> _Provided records_
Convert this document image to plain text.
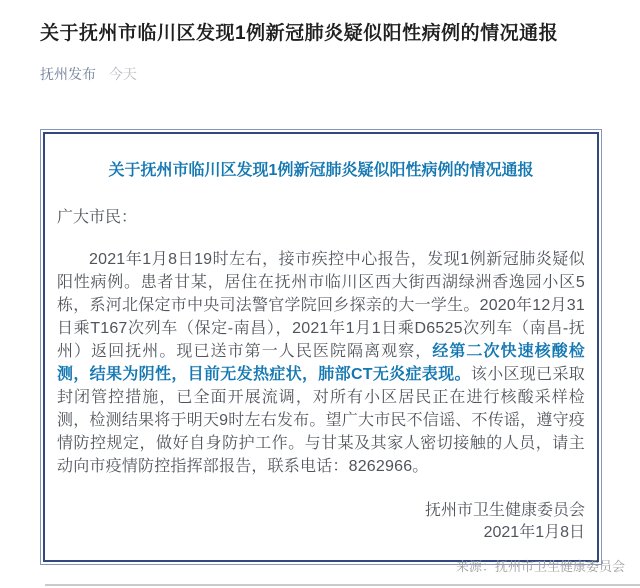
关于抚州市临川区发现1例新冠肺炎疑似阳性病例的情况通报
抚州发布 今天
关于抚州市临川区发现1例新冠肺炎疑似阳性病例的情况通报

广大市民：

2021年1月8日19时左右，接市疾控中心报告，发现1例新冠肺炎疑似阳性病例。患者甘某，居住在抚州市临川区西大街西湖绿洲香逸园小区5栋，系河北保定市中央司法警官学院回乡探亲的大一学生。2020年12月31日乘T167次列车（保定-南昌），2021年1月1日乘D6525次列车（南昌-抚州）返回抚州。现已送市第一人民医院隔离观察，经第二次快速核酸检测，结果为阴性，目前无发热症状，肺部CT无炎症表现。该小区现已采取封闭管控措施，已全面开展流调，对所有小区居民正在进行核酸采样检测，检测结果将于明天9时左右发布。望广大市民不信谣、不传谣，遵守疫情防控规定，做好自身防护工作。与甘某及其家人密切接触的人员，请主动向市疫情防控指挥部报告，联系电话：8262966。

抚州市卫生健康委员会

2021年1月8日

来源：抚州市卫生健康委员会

--

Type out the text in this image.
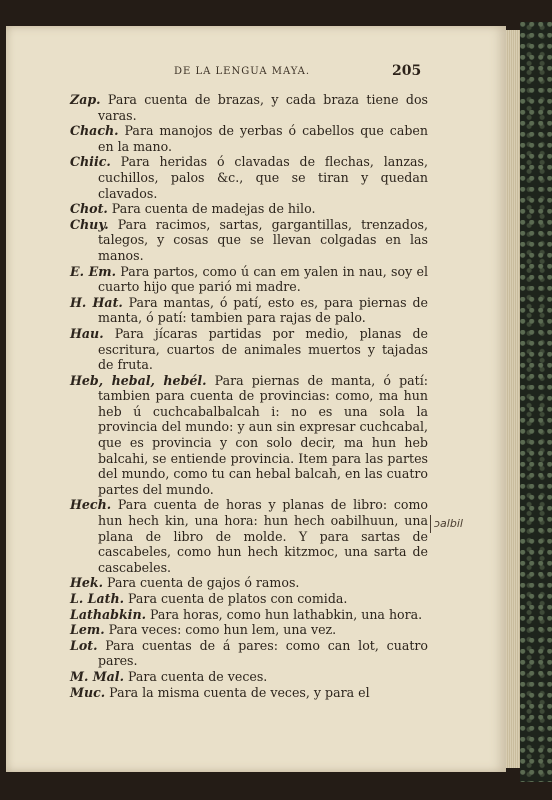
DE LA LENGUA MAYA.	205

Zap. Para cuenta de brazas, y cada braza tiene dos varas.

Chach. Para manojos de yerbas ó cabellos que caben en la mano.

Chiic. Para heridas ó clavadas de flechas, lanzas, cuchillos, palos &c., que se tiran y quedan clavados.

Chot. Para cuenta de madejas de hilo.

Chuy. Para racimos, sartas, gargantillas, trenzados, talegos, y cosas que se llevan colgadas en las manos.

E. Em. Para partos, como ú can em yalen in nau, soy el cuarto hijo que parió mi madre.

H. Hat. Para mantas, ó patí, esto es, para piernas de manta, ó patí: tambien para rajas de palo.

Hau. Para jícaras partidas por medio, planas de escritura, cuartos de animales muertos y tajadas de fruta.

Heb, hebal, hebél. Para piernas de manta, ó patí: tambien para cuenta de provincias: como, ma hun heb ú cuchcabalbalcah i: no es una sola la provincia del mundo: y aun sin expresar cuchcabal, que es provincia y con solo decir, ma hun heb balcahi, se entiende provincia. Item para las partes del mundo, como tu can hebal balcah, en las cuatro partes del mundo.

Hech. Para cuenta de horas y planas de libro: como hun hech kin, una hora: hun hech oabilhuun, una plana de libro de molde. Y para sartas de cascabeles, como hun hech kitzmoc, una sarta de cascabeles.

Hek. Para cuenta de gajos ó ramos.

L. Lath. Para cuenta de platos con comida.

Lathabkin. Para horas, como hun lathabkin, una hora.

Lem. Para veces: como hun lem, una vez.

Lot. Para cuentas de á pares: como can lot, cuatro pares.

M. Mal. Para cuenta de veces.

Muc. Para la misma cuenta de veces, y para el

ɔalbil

--

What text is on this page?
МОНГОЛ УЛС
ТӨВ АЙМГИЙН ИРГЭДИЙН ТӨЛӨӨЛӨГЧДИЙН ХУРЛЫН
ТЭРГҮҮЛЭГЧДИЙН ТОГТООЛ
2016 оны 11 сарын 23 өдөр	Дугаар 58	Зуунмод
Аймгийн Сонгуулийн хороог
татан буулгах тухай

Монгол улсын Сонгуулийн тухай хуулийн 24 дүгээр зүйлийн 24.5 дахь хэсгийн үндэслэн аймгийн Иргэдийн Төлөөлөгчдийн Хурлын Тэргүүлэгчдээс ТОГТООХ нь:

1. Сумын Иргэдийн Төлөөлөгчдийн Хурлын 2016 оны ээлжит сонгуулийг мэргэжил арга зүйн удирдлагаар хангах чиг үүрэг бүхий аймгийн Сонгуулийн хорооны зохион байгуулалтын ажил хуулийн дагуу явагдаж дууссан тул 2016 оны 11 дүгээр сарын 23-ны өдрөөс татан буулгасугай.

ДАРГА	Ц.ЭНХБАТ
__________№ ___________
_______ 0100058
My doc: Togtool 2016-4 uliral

> _Set task_
Using the records above, pull out each line where the word "хуулийн" occurs.

> _The answer_
Монгол улсын Сонгуулийн тухай хуулийн 24 дүгээр зүйлийн 24.5 дахь хэсгийн үндэслэн аймгийн Иргэдийн Төлөөлөгчдийн Хурлын Тэргүүлэгчдээс ТОГТООХ нь:
1. Сумын Иргэдийн Төлөөлөгчдийн Хурлын 2016 оны ээлжит сонгуулийг мэргэжил арга зүйн удирдлагаар хангах чиг үүрэг бүхий аймгийн Сонгуулийн хорооны зохион байгуулалтын ажил хуулийн дагуу явагдаж дууссан тул 2016 оны 11 дүгээр сарын 23-ны өдрөөс татан буулгасугай.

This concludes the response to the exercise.